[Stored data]
=-=-=
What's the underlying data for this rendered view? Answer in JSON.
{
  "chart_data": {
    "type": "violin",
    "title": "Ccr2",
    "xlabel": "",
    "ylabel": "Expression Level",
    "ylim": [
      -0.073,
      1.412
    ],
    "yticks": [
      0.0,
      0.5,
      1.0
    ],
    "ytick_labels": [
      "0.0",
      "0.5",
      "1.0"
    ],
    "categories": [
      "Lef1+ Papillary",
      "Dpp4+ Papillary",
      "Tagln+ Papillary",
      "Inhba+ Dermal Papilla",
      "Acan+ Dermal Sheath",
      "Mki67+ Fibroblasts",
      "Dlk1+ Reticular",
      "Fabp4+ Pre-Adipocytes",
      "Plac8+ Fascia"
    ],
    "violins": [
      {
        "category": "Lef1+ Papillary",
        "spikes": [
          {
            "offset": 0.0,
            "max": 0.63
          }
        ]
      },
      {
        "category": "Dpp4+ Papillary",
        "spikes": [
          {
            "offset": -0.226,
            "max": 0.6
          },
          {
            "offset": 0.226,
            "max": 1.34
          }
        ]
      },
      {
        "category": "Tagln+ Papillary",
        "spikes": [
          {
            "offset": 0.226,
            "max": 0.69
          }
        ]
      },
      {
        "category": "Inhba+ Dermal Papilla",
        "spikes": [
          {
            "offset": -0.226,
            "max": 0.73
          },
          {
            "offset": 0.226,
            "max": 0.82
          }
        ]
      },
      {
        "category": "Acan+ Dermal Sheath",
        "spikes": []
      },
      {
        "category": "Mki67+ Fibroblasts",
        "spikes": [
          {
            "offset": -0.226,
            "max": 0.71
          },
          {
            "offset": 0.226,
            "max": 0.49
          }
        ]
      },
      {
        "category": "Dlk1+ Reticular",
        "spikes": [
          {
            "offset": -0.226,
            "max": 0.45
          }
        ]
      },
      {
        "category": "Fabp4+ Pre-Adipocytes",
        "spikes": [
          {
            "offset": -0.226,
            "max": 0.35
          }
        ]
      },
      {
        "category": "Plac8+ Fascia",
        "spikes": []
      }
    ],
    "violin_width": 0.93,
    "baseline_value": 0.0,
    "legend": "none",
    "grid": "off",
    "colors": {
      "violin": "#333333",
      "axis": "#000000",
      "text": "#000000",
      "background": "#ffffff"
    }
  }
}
=-=-=
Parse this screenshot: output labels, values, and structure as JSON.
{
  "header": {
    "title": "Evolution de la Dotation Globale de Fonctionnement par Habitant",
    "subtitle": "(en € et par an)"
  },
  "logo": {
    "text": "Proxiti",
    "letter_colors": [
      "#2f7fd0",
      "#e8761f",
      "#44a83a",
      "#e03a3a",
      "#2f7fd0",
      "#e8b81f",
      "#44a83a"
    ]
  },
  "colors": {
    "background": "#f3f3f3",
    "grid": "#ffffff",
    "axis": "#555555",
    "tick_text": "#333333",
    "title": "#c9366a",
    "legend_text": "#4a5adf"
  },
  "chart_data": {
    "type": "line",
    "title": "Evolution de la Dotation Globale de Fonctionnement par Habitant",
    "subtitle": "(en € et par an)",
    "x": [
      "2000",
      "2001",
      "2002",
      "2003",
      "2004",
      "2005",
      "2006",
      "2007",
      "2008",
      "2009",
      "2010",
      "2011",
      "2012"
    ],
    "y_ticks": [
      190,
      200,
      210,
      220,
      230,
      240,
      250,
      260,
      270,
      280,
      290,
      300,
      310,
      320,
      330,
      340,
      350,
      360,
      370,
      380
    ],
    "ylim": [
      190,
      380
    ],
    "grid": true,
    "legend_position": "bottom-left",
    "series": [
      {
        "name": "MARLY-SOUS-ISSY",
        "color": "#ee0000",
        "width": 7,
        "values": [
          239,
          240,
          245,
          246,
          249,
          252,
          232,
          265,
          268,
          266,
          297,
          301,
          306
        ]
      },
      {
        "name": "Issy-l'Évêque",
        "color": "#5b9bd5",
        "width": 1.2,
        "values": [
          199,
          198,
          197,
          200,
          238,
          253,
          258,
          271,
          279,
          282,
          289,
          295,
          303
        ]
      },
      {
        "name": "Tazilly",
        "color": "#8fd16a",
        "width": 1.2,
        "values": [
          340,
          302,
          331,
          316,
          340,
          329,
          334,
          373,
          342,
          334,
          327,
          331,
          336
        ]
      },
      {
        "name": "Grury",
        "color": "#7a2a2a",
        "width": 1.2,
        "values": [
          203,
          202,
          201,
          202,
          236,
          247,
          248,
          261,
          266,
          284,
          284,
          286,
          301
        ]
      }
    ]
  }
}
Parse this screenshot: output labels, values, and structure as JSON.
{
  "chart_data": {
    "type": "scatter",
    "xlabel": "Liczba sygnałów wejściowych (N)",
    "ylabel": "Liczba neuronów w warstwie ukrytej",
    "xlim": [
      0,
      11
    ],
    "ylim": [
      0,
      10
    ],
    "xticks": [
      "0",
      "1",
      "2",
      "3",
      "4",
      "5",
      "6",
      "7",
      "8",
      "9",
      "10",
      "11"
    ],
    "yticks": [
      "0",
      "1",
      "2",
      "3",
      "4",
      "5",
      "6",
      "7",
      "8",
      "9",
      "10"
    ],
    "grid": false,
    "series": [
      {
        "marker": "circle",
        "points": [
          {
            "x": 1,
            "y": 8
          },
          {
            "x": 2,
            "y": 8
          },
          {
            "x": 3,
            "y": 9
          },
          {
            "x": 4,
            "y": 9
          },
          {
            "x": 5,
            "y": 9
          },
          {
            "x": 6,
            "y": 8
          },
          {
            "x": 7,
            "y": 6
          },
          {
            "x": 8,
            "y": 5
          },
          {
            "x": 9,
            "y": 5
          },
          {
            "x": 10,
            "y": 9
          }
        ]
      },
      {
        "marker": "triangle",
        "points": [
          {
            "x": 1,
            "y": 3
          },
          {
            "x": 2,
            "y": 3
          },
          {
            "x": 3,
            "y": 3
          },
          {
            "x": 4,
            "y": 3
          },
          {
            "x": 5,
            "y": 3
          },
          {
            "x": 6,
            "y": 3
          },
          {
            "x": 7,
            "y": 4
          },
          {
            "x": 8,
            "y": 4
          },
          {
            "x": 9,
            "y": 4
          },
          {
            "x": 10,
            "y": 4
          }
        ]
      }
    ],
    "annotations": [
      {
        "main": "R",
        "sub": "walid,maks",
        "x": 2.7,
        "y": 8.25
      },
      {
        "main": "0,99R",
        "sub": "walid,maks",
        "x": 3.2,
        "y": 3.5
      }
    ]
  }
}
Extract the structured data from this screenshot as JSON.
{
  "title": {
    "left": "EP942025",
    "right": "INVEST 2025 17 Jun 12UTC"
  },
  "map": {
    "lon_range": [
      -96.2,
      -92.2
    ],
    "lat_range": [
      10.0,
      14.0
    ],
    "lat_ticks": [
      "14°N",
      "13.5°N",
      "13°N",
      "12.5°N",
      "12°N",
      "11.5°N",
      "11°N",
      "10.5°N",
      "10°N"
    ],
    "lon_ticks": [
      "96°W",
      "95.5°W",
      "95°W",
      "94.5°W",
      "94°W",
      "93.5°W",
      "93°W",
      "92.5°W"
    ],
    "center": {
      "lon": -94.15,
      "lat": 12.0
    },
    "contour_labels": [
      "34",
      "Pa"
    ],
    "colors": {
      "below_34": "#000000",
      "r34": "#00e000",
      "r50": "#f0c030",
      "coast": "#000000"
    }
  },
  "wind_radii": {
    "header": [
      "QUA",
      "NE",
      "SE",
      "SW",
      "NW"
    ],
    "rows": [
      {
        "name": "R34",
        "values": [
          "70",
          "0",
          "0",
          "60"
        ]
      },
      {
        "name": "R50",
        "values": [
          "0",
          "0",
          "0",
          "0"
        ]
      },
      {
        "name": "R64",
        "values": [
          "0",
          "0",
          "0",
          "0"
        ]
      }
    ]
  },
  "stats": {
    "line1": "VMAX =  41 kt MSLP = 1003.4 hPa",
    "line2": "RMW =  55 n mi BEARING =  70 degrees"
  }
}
=-=-=
## THE EXERCISE
In the records above, locate each line with the word "Acan". Copy all such lines.

## ANSWER TO THIS TASK
      "Acan+ Dermal Sheath",
        "category": "Acan+ Dermal Sheath",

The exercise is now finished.